» Work instructions:
Write out each entry, exactly the way it appears.

(Stored entries)

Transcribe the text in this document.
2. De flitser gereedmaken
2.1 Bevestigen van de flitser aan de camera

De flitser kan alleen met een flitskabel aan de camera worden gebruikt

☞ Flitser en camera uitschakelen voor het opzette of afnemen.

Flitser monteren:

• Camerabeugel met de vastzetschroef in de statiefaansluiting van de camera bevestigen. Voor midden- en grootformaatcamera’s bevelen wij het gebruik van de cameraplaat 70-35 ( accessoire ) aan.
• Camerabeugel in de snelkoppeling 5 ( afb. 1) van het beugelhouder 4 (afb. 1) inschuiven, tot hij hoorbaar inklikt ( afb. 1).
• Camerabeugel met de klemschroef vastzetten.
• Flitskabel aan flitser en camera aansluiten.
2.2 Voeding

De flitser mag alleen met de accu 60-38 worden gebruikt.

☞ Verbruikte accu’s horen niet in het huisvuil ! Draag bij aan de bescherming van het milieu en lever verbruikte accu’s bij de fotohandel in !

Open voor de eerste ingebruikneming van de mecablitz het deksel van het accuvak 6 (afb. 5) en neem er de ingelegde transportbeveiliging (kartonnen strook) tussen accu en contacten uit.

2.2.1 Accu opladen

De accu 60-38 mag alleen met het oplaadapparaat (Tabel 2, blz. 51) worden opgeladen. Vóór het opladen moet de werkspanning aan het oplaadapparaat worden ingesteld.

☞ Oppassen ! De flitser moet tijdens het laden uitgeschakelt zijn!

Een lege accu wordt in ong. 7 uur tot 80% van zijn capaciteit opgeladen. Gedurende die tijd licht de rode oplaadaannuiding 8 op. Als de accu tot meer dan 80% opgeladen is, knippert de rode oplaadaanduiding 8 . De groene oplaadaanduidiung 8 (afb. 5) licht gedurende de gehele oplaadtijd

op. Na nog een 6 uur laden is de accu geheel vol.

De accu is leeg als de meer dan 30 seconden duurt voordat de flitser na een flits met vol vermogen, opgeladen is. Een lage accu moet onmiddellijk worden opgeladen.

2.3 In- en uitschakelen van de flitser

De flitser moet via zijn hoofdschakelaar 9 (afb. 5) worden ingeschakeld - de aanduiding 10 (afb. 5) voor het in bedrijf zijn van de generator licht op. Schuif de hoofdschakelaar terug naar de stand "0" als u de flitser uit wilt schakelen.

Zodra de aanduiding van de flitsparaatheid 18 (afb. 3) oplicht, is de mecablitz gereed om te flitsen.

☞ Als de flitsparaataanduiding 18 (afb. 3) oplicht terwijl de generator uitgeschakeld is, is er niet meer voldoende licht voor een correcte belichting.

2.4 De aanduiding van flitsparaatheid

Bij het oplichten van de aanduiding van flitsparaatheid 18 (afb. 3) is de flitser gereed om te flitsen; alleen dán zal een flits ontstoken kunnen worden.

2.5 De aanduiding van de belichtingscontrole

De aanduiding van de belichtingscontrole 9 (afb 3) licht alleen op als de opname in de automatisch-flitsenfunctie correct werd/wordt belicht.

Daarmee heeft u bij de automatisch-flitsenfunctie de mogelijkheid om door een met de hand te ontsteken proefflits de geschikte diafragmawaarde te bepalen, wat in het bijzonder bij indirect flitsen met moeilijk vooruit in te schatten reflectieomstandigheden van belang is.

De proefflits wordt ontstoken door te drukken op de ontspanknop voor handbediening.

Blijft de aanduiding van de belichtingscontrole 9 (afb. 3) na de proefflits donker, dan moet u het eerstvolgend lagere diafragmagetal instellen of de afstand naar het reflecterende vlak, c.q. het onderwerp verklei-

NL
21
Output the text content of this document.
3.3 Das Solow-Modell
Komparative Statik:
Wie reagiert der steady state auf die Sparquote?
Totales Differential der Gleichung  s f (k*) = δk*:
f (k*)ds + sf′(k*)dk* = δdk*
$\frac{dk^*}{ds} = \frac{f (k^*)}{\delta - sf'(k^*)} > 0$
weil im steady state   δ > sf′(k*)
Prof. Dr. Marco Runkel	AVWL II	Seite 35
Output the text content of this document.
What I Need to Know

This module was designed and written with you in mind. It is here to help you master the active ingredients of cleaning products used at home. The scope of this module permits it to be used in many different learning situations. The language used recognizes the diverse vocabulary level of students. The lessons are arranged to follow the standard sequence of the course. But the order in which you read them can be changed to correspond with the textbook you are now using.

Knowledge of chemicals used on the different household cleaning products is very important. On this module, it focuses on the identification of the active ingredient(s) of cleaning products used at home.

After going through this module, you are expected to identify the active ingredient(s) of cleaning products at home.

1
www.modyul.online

» Exercise answer:
Transcribe the text in this document.
2. De flitser gereedmaken
2.1 Bevestigen van de flitser aan de camera

De flitser kan alleen met een flitskabel aan de camera worden gebruikt

☞ Flitser en camera uitschakelen voor het opzette of afnemen.

Flitser monteren:

• Camerabeugel met de vastzetschroef in de statiefaansluiting van de camera bevestigen. Voor midden- en grootformaatcamera’s bevelen wij het gebruik van de cameraplaat 70-35 ( accessoire ) aan.
• Camerabeugel in de snelkoppeling 5 ( afb. 1) van het beugelhouder 4 (afb. 1) inschuiven, tot hij hoorbaar inklikt ( afb. 1).
• Camerabeugel met de klemschroef vastzetten.
• Flitskabel aan flitser en camera aansluiten.
2.2 Voeding

De flitser mag alleen met de accu 60-38 worden gebruikt.

☞ Verbruikte accu’s horen niet in het huisvuil ! Draag bij aan de bescherming van het milieu en lever verbruikte accu’s bij de fotohandel in !

Open voor de eerste ingebruikneming van de mecablitz het deksel van het accuvak 6 (afb. 5) en neem er de ingelegde transportbeveiliging (kartonnen strook) tussen accu en contacten uit.

2.2.1 Accu opladen

De accu 60-38 mag alleen met het oplaadapparaat (Tabel 2, blz. 51) worden opgeladen. Vóór het opladen moet de werkspanning aan het oplaadapparaat worden ingesteld.

☞ Oppassen ! De flitser moet tijdens het laden uitgeschakelt zijn!

Een lege accu wordt in ong. 7 uur tot 80% van zijn capaciteit opgeladen. Gedurende die tijd licht de rode oplaadaannuiding 8 op. Als de accu tot meer dan 80% opgeladen is, knippert de rode oplaadaanduiding 8 . De groene oplaadaanduidiung 8 (afb. 5) licht gedurende de gehele oplaadtijd

op. Na nog een 6 uur laden is de accu geheel vol.

De accu is leeg als de meer dan 30 seconden duurt voordat de flitser na een flits met vol vermogen, opgeladen is. Een lage accu moet onmiddellijk worden opgeladen.

2.3 In- en uitschakelen van de flitser

De flitser moet via zijn hoofdschakelaar 9 (afb. 5) worden ingeschakeld - de aanduiding 10 (afb. 5) voor het in bedrijf zijn van de generator licht op. Schuif de hoofdschakelaar terug naar de stand "0" als u de flitser uit wilt schakelen.

Zodra de aanduiding van de flitsparaatheid 18 (afb. 3) oplicht, is de mecablitz gereed om te flitsen.

☞ Als de flitsparaataanduiding 18 (afb. 3) oplicht terwijl de generator uitgeschakeld is, is er niet meer voldoende licht voor een correcte belichting.

2.4 De aanduiding van flitsparaatheid

Bij het oplichten van de aanduiding van flitsparaatheid 18 (afb. 3) is de flitser gereed om te flitsen; alleen dán zal een flits ontstoken kunnen worden.

2.5 De aanduiding van de belichtingscontrole

De aanduiding van de belichtingscontrole 9 (afb 3) licht alleen op als de opname in de automatisch-flitsenfunctie correct werd/wordt belicht.

Daarmee heeft u bij de automatisch-flitsenfunctie de mogelijkheid om door een met de hand te ontsteken proefflits de geschikte diafragmawaarde te bepalen, wat in het bijzonder bij indirect flitsen met moeilijk vooruit in te schatten reflectieomstandigheden van belang is.

De proefflits wordt ontstoken door te drukken op de ontspanknop voor handbediening.

Blijft de aanduiding van de belichtingscontrole 9 (afb. 3) na de proefflits donker, dan moet u het eerstvolgend lagere diafragmagetal instellen of de afstand naar het reflecterende vlak, c.q. het onderwerp verklei-

NL
21
Output the text content of this document.
3.3 Das Solow-Modell
Komparative Statik:
Wie reagiert der steady state auf die Sparquote?
Totales Differential der Gleichung  s f (k*) = δk*:
f (k*)ds + sf′(k*)dk* = δdk*
$\frac{dk^*}{ds} = \frac{f (k^*)}{\delta - sf'(k^*)} > 0$
weil im steady state   δ > sf′(k*)
Prof. Dr. Marco Runkel	AVWL II	Seite 35
Output the text content of this document.
What I Need to Know

This module was designed and written with you in mind. It is here to help you master the active ingredients of cleaning products used at home. The scope of this module permits it to be used in many different learning situations. The language used recognizes the diverse vocabulary level of students. The lessons are arranged to follow the standard sequence of the course. But the order in which you read them can be changed to correspond with the textbook you are now using.

Knowledge of chemicals used on the different household cleaning products is very important. On this module, it focuses on the identification of the active ingredient(s) of cleaning products used at home.

After going through this module, you are expected to identify the active ingredient(s) of cleaning products at home.

1
www.modyul.online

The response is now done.